WRITTEN EXERCISE: Go through the entries below and collect each line with the string "ylabel" in it.

Rows from a figure dataset:
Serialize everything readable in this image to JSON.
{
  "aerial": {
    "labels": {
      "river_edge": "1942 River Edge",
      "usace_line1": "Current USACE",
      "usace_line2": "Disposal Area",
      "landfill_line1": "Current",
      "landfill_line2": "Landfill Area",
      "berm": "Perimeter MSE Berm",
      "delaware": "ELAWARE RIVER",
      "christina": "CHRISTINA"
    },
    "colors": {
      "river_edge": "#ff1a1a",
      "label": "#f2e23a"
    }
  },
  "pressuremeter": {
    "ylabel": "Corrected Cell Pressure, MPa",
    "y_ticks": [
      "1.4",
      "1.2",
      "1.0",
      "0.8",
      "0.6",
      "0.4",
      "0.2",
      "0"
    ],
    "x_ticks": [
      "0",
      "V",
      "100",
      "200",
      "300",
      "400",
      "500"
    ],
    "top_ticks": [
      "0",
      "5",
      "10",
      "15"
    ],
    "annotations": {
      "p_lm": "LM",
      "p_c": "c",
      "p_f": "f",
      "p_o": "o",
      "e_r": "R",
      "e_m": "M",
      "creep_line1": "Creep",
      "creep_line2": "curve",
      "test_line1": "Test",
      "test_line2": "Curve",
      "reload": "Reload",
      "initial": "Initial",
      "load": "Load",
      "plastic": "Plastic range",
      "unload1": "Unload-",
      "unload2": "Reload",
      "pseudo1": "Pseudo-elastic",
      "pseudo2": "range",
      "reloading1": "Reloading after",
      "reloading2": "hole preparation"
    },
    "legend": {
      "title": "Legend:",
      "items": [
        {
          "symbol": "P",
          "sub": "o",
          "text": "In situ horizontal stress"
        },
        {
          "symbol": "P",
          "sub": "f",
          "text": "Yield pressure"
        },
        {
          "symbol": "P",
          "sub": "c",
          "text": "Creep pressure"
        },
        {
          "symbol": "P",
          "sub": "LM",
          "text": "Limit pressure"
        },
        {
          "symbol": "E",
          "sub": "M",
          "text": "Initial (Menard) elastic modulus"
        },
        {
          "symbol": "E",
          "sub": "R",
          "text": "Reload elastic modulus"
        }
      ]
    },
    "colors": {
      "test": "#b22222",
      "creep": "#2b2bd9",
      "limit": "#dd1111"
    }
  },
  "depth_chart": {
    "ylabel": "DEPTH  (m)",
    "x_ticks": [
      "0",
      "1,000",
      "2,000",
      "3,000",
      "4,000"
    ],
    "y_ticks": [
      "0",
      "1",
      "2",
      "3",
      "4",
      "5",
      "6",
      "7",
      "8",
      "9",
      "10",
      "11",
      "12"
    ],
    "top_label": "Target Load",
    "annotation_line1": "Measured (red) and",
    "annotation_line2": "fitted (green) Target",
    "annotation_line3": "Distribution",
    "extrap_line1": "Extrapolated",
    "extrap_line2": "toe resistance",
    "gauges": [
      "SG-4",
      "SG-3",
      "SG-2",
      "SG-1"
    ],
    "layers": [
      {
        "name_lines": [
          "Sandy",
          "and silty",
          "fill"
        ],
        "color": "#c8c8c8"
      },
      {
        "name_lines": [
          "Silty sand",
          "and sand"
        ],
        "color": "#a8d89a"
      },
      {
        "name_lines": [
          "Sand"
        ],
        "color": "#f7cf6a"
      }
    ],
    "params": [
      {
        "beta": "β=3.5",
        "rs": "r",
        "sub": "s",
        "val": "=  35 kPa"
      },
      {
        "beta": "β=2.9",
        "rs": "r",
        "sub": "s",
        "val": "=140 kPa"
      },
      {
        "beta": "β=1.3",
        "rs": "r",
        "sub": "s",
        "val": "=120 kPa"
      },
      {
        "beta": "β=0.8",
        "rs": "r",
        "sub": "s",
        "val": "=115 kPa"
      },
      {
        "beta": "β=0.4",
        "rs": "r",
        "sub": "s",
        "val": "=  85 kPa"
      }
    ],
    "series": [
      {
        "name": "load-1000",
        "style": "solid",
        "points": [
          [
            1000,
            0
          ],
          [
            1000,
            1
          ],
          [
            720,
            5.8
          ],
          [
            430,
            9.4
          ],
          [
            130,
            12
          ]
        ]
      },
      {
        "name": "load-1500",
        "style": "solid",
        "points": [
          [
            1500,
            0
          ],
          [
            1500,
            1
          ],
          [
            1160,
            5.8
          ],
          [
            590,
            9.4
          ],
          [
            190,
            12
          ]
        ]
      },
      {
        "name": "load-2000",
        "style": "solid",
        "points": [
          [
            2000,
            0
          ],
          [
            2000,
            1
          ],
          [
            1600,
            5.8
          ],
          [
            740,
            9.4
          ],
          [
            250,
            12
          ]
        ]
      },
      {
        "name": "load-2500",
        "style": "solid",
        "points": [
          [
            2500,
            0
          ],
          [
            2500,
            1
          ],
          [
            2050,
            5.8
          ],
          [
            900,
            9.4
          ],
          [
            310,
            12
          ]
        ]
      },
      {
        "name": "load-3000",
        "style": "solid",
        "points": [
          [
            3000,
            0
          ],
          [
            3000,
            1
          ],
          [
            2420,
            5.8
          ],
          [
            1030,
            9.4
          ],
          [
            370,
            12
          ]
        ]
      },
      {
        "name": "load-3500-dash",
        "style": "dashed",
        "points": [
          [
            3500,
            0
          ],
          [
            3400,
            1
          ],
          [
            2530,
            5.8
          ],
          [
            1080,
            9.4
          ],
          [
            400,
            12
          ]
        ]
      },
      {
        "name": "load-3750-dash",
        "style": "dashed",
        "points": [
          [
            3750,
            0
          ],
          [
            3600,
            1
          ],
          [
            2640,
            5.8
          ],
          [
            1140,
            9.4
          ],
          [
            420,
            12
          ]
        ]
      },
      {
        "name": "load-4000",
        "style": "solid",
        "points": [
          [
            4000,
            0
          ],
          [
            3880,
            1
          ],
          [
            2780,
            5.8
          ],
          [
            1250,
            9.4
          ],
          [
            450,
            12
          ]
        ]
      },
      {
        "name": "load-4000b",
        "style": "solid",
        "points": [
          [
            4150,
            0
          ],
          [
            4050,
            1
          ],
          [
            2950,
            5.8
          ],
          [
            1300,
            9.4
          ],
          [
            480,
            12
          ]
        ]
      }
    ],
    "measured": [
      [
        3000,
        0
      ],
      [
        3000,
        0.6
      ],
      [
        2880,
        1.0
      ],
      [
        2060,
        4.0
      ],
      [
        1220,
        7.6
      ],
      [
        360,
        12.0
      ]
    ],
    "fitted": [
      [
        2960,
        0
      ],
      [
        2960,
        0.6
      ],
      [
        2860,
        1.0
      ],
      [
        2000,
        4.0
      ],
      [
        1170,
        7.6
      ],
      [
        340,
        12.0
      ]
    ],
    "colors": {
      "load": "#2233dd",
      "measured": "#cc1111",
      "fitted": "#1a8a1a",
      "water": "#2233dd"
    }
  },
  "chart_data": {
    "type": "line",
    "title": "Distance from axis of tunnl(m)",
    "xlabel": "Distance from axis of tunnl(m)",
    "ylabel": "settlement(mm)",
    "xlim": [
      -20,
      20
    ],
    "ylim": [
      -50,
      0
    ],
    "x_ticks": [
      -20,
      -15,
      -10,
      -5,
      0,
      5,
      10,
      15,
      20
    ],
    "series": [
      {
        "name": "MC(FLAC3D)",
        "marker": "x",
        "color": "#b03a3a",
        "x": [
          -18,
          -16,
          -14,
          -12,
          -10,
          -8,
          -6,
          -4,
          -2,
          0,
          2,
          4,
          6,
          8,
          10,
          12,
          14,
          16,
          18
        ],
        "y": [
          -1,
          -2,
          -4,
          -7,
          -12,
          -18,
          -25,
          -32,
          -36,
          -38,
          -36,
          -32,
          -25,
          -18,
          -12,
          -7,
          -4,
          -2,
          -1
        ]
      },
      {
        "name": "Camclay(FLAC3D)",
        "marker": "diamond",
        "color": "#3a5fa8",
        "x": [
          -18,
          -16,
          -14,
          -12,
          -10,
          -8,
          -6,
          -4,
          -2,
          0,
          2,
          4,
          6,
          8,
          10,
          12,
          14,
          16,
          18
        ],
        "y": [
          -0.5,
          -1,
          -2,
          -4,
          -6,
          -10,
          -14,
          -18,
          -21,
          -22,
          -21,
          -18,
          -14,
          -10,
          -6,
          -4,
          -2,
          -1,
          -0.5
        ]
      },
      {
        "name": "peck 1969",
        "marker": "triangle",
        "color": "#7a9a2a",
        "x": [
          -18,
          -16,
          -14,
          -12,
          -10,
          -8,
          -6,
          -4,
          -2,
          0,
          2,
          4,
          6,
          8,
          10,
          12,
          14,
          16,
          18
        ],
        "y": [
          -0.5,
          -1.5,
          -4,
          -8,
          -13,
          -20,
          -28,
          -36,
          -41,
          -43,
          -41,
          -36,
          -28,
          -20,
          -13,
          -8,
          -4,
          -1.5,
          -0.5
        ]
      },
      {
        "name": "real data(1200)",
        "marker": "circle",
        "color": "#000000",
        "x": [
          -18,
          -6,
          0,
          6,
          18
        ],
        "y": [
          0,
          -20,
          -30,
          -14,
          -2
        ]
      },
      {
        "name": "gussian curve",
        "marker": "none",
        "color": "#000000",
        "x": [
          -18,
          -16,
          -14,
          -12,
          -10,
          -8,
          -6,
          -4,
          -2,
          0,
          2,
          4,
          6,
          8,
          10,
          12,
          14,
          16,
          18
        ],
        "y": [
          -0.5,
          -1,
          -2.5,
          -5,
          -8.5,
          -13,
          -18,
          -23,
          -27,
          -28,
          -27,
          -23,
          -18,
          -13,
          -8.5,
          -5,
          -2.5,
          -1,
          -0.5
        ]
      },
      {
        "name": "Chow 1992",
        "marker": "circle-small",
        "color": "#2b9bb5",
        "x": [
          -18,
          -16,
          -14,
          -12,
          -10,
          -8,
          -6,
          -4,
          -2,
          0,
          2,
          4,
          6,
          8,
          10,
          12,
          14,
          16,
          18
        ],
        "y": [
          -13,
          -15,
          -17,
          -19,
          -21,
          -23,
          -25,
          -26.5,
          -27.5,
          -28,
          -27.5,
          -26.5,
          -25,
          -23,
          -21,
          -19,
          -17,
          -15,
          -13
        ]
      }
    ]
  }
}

ANSWER TO THE PROBLEM:
    "ylabel": "Corrected Cell Pressure, MPa",
    "ylabel": "DEPTH  (m)",
    "ylabel": "settlement(mm)",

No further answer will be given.